Stored items from a collection
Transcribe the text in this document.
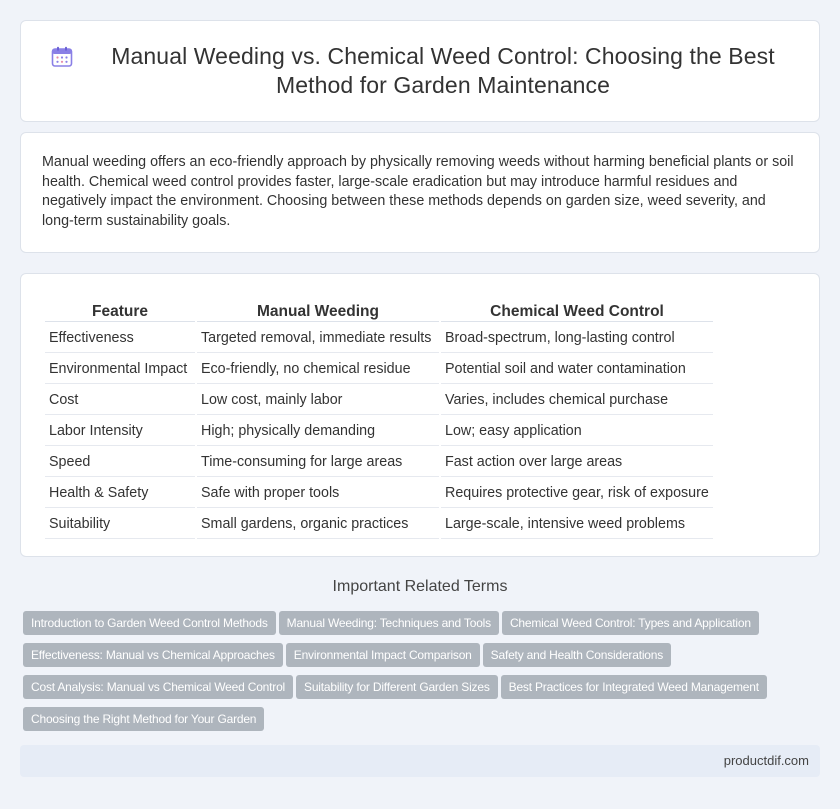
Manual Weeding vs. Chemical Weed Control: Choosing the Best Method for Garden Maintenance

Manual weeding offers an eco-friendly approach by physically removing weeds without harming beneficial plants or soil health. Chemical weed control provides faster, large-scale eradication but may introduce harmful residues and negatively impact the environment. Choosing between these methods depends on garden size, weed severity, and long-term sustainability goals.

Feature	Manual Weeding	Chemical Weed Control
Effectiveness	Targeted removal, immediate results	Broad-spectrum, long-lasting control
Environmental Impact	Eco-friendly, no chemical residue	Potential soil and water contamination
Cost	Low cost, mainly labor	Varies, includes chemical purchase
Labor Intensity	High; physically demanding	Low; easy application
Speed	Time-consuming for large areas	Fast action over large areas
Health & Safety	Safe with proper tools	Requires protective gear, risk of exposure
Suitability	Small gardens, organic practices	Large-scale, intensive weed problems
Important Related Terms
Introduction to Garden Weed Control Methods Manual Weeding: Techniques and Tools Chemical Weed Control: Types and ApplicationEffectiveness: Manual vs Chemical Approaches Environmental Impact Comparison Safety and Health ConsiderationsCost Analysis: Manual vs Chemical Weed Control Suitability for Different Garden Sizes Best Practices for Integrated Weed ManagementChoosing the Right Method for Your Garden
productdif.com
* * *
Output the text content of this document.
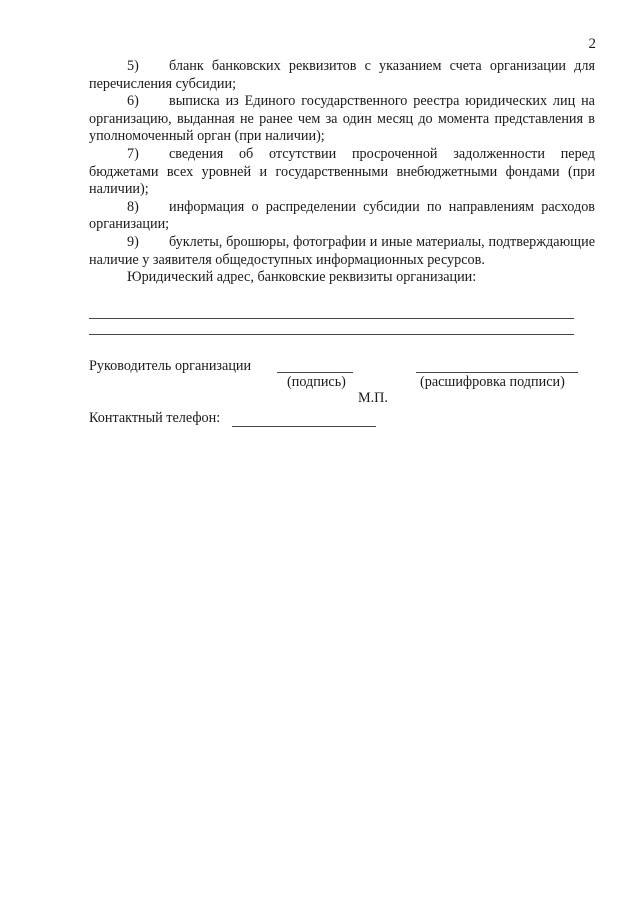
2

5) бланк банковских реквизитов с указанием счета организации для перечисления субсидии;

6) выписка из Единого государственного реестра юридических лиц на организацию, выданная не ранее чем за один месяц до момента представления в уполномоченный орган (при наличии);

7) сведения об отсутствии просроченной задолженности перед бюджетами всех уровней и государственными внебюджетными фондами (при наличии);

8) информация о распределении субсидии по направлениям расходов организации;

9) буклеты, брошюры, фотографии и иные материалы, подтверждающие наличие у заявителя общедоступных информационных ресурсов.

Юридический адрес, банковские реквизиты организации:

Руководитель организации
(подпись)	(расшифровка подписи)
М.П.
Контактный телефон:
--
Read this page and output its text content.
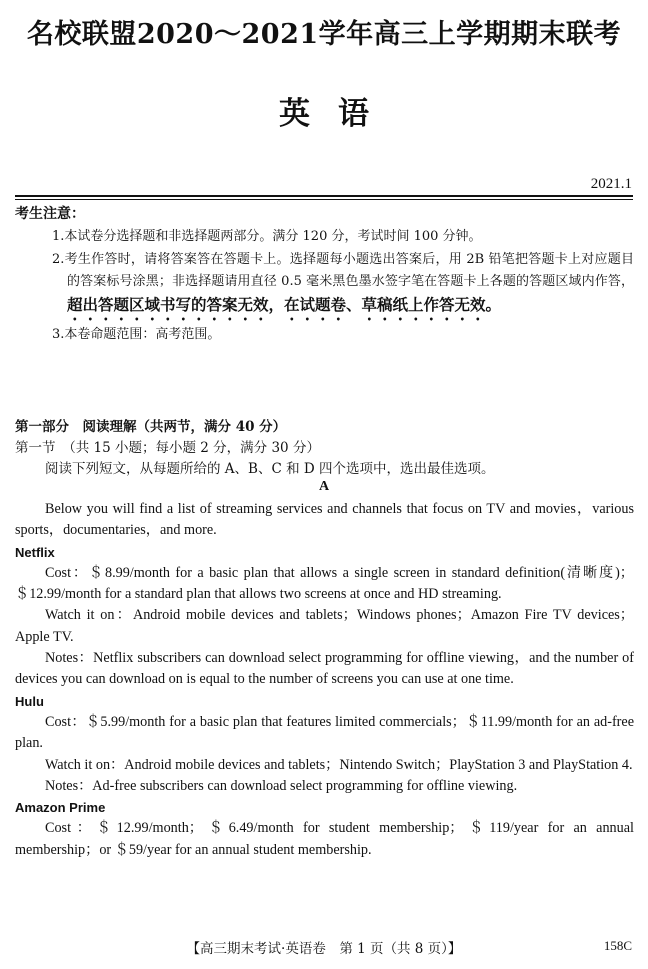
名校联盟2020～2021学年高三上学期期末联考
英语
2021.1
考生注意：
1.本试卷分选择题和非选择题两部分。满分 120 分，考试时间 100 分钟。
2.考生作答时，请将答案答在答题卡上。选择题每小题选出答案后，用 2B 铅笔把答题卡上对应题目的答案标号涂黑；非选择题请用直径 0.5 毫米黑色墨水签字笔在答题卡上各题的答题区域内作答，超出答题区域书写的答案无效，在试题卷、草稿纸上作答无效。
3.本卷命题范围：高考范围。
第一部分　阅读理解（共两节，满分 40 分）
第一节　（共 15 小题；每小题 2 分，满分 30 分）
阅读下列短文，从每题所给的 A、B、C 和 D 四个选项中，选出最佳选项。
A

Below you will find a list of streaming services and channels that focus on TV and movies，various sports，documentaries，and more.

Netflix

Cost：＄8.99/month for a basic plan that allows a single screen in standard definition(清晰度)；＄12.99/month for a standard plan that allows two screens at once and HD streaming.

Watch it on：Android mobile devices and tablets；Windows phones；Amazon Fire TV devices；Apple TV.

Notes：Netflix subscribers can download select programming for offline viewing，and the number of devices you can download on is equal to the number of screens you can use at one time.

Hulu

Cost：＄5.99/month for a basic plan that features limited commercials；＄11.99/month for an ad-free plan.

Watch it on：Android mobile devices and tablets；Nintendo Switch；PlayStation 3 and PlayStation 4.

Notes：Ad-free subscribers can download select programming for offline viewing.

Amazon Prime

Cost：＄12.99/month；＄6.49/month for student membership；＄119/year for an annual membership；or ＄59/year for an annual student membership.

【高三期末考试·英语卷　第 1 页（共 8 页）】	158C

What you need to do>
Copy every line above in which the string "Best" shows up.

Output for this task>
Manual Weeding vs. Chemical Weed Control: Choosing the Best Method for Garden Maintenance
Introduction to Garden Weed Control Methods Manual Weeding: Techniques and Tools Chemical Weed Control: Types and ApplicationEffectiveness: Manual vs Chemical Approaches Environmental Impact Comparison Safety and Health ConsiderationsCost Analysis: Manual vs Chemical Weed Control Suitability for Different Garden Sizes Best Practices for Integrated Weed ManagementChoosing the Right Method for Your Garden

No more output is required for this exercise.